▸ PAGE EXCERPT:
It is said that his first confectionery making in Dunedin was done at home in the wash-house/kitchen, where there was a boiler and equipment to shape and wrap sweets.
In about 1888 Julius Romison built a two-storied factory in Great King Street (now the premises of the University Bookshop).
His business grew to include the operation of three retail shops in Dunedin - two in Princess Street and one the High Street.
Romison's products included starch moulded confectionery, boiled sweets and chocolate tablets.
His products were highly regarded throughout the country, and at the 1890 Dunedin Exhibition he achieved the highest award for fancy confectionery. Julius Romison died in 1935 and the business, J Romison and Company, was put up for tender.
In 1937 Jack McNamara, backed by a group of Dunedin investors, acquired the plant and recipes, and that year established Romison's Confectionery Limited.
In 1946, the business became known as Regina Confections Limited. The name was derived from the "Regina" brand that was being used by the company to describe various products, including soft eating caramels and chocolate fruits.
Jack McNamara moved the business to the current Oamaru site in 1949. It was officially opened on 17 November of that year by the Minister of Industries and Commerce, Mr Arnold Nordmeyer by setting in motion the new master starch moulding plant.
Charles Diver, the confectioney chief and floor production manager was tasked with utilising waste product from other lollies of the time, and around 1952-54 the original classic Kiwi lolly, the Pineapple Chunk was born! In 1954 a joint venture was set up between Regina and Scanlen's Goblin Sweets Pty Ltd of Australia to produce chewing gum.

▸ EXTRACTED DATA:
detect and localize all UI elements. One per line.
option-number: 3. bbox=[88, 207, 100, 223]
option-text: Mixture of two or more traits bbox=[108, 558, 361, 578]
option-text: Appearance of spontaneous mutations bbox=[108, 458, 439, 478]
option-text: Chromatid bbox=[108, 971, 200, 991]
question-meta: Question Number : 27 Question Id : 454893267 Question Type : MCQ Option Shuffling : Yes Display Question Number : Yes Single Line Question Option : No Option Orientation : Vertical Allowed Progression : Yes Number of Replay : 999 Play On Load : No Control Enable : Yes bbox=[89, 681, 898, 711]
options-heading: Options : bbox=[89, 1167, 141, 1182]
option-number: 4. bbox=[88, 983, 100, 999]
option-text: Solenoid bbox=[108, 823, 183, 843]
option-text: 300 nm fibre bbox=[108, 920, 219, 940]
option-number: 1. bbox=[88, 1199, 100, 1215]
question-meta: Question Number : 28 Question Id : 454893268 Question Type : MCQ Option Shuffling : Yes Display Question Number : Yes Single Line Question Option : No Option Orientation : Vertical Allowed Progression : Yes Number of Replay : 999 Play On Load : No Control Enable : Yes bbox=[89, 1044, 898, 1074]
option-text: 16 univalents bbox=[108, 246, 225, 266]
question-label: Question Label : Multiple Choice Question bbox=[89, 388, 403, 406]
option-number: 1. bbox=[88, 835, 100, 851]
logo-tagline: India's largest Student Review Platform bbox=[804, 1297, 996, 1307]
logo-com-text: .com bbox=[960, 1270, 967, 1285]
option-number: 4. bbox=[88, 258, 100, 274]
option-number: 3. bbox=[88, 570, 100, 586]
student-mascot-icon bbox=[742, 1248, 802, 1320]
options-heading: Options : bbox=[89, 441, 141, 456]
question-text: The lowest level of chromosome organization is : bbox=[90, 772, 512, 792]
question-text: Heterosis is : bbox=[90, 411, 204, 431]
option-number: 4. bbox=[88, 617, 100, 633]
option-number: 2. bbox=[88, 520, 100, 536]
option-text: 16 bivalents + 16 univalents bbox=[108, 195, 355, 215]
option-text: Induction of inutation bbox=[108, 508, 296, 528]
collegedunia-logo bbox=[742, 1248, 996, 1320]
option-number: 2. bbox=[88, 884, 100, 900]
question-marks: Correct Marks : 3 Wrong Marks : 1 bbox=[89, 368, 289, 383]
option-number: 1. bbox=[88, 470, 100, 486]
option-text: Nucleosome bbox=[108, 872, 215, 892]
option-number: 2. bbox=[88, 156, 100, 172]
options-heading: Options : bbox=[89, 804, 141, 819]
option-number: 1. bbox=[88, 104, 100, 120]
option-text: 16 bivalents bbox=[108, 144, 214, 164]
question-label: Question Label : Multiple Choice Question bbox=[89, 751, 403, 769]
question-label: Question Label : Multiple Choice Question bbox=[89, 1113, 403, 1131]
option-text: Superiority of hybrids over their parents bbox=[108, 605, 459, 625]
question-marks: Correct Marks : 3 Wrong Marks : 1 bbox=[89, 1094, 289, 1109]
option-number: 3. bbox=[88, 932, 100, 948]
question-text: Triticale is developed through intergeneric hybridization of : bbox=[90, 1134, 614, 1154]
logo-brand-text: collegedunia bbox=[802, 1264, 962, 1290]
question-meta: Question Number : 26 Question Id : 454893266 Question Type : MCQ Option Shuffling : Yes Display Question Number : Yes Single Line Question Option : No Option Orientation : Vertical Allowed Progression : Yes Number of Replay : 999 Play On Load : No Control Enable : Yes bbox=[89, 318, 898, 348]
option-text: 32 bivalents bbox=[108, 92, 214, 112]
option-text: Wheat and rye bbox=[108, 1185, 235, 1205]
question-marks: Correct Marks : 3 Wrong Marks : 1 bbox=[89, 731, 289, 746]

▸ REQUIRED ACTION 1: Return the part of the confectionery company history starting with "His products were" and going on through "up for tender.", copied word for word.
▸ REQUIRED ACTION 2: Take the confectionery company history further, continuing from its last sentence.

▸ RESULT 1:
His products were highly regarded throughout the country, and at the 1890 Dunedin Exhibition he achieved the highest award for fancy confectionery. Julius Romison died in 1935 and the business, J Romison and Company, was put up for tender.

▸ RESULT 2:
In 1970 a separate factory for chewing gum production was completed on the Regina site. In 1972 the Scanlen's share of the chewing gum business was taken over by A.W. Allen of Melbourne.
Many products were manufactured at the Oamaru factory over the years, including gums, jellies, toffees, high boiled sweets, compressed tablets, chocolate, muesli bars, bubble gum and chewing gum. Some renowned products include Pineapple Chunks, marshmallows, Cinnamon Bars, and the bubble gum collectors cards, manufactured under licence.
In 1983, Mr C D Castle, along with other Wellington entrepreneurs, considered Regina a useful vehicle for expansion, and under the name Charter Corporation they gained control of Regina's board.
By 1985-86, Regina was effectively under the Charter Corporation umbrella. The Charter/Regina "empire" collapsed following the 1987 sharemarket crash and, in 1988, the business was placed in receivership, and ultimately liquidation.
Regina was then purchased by a consortium comprising Amuri Corporation, The Oamaru Licensing Trust and Dunedin businessman, Nat Craig, and the business was renamed Regina (1988) Ltd.
In 1989 The Oamaru Licensing Trust withdrew, and by 1994 Amuri Corporation were the sole owners.
In 1995 Regina was sold to Nestle NZ Ltd. Nestle closed the factory in 2001, and moved production to Australia.
Innovex Holdings purchase the buildings from Nestle, and in June 2001, established Rainbow Confectionery Ltd.
That month, the new company, along with some of the original staff, started production, producing marshmallows, gums, fondants and chocolate enrobed products, with many other products planned.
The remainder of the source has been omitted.